(EXERCISE OBJECTIVE):
Each entry below is to be printed verbatim.

(DATA):
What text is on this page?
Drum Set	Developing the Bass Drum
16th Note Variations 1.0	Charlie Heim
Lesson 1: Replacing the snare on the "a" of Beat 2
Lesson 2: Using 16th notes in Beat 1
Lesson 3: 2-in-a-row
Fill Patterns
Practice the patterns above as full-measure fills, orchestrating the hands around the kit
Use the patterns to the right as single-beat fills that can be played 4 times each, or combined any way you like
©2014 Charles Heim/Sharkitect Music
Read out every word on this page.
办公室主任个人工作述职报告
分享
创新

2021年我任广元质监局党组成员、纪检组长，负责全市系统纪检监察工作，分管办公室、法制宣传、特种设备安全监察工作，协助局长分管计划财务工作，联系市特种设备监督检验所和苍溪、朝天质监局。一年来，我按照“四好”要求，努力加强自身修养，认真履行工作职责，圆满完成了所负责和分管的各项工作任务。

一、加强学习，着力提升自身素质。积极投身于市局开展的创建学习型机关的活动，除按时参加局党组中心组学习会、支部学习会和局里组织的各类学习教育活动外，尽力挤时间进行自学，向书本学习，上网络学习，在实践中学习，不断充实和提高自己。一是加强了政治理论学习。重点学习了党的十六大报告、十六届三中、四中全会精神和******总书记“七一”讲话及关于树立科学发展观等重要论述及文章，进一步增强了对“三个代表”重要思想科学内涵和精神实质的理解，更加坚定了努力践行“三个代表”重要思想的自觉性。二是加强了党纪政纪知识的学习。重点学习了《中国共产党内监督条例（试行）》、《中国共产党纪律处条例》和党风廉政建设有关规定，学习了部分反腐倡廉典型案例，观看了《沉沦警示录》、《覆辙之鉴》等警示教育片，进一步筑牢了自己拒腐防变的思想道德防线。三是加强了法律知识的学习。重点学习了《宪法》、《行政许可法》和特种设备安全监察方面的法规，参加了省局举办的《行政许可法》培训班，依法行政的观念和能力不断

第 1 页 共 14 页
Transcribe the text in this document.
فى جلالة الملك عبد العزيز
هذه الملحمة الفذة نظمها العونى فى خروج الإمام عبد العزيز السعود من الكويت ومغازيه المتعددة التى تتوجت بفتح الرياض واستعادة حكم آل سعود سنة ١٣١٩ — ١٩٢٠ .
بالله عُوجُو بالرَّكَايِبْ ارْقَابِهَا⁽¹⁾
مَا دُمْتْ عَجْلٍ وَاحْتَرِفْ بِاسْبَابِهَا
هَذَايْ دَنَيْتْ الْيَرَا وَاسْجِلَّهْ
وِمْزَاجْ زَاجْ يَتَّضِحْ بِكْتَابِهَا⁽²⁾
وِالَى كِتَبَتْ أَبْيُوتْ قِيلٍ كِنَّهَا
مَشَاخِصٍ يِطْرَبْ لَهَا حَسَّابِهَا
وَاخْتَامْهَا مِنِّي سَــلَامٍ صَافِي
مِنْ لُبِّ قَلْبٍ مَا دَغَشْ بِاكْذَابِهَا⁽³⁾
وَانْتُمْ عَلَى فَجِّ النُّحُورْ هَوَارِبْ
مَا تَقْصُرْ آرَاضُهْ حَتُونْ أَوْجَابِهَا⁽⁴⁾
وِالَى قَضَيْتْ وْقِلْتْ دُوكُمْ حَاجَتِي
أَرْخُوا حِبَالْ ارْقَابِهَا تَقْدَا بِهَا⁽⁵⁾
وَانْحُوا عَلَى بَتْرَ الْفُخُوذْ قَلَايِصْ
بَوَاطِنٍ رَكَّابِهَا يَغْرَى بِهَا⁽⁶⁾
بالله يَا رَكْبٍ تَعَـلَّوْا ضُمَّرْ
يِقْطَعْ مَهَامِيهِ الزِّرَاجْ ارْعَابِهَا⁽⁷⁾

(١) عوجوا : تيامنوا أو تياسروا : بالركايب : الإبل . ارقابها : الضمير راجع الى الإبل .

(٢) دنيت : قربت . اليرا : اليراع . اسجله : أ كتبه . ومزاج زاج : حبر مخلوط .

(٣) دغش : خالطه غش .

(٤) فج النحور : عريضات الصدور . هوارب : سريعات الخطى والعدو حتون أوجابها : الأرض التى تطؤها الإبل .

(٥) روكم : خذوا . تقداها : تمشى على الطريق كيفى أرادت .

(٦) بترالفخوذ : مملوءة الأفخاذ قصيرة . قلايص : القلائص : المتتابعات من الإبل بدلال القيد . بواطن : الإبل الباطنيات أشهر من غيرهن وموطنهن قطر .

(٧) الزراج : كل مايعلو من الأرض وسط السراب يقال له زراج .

(TASK RESPONSE):
What text is on this page?
Drum Set	Developing the Bass Drum
16th Note Variations 1.0	Charlie Heim
Lesson 1: Replacing the snare on the "a" of Beat 2
Lesson 2: Using 16th notes in Beat 1
Lesson 3: 2-in-a-row
Fill Patterns
Practice the patterns above as full-measure fills, orchestrating the hands around the kit
Use the patterns to the right as single-beat fills that can be played 4 times each, or combined any way you like
©2014 Charles Heim/Sharkitect Music
Read out every word on this page.
办公室主任个人工作述职报告
分享
创新

2021年我任广元质监局党组成员、纪检组长，负责全市系统纪检监察工作，分管办公室、法制宣传、特种设备安全监察工作，协助局长分管计划财务工作，联系市特种设备监督检验所和苍溪、朝天质监局。一年来，我按照“四好”要求，努力加强自身修养，认真履行工作职责，圆满完成了所负责和分管的各项工作任务。

一、加强学习，着力提升自身素质。积极投身于市局开展的创建学习型机关的活动，除按时参加局党组中心组学习会、支部学习会和局里组织的各类学习教育活动外，尽力挤时间进行自学，向书本学习，上网络学习，在实践中学习，不断充实和提高自己。一是加强了政治理论学习。重点学习了党的十六大报告、十六届三中、四中全会精神和******总书记“七一”讲话及关于树立科学发展观等重要论述及文章，进一步增强了对“三个代表”重要思想科学内涵和精神实质的理解，更加坚定了努力践行“三个代表”重要思想的自觉性。二是加强了党纪政纪知识的学习。重点学习了《中国共产党内监督条例（试行）》、《中国共产党纪律处条例》和党风廉政建设有关规定，学习了部分反腐倡廉典型案例，观看了《沉沦警示录》、《覆辙之鉴》等警示教育片，进一步筑牢了自己拒腐防变的思想道德防线。三是加强了法律知识的学习。重点学习了《宪法》、《行政许可法》和特种设备安全监察方面的法规，参加了省局举办的《行政许可法》培训班，依法行政的观念和能力不断

第 1 页 共 14 页
Transcribe the text in this document.
فى جلالة الملك عبد العزيز
هذه الملحمة الفذة نظمها العونى فى خروج الإمام عبد العزيز السعود من الكويت ومغازيه المتعددة التى تتوجت بفتح الرياض واستعادة حكم آل سعود سنة ١٣١٩ — ١٩٢٠ .
بالله عُوجُو بالرَّكَايِبْ ارْقَابِهَا⁽¹⁾
مَا دُمْتْ عَجْلٍ وَاحْتَرِفْ بِاسْبَابِهَا
هَذَايْ دَنَيْتْ الْيَرَا وَاسْجِلَّهْ
وِمْزَاجْ زَاجْ يَتَّضِحْ بِكْتَابِهَا⁽²⁾
وِالَى كِتَبَتْ أَبْيُوتْ قِيلٍ كِنَّهَا
مَشَاخِصٍ يِطْرَبْ لَهَا حَسَّابِهَا
وَاخْتَامْهَا مِنِّي سَــلَامٍ صَافِي
مِنْ لُبِّ قَلْبٍ مَا دَغَشْ بِاكْذَابِهَا⁽³⁾
وَانْتُمْ عَلَى فَجِّ النُّحُورْ هَوَارِبْ
مَا تَقْصُرْ آرَاضُهْ حَتُونْ أَوْجَابِهَا⁽⁴⁾
وِالَى قَضَيْتْ وْقِلْتْ دُوكُمْ حَاجَتِي
أَرْخُوا حِبَالْ ارْقَابِهَا تَقْدَا بِهَا⁽⁵⁾
وَانْحُوا عَلَى بَتْرَ الْفُخُوذْ قَلَايِصْ
بَوَاطِنٍ رَكَّابِهَا يَغْرَى بِهَا⁽⁶⁾
بالله يَا رَكْبٍ تَعَـلَّوْا ضُمَّرْ
يِقْطَعْ مَهَامِيهِ الزِّرَاجْ ارْعَابِهَا⁽⁷⁾

(١) عوجوا : تيامنوا أو تياسروا : بالركايب : الإبل . ارقابها : الضمير راجع الى الإبل .

(٢) دنيت : قربت . اليرا : اليراع . اسجله : أ كتبه . ومزاج زاج : حبر مخلوط .

(٣) دغش : خالطه غش .

(٤) فج النحور : عريضات الصدور . هوارب : سريعات الخطى والعدو حتون أوجابها : الأرض التى تطؤها الإبل .

(٥) روكم : خذوا . تقداها : تمشى على الطريق كيفى أرادت .

(٦) بترالفخوذ : مملوءة الأفخاذ قصيرة . قلايص : القلائص : المتتابعات من الإبل بدلال القيد . بواطن : الإبل الباطنيات أشهر من غيرهن وموطنهن قطر .

(٧) الزراج : كل مايعلو من الأرض وسط السراب يقال له زراج .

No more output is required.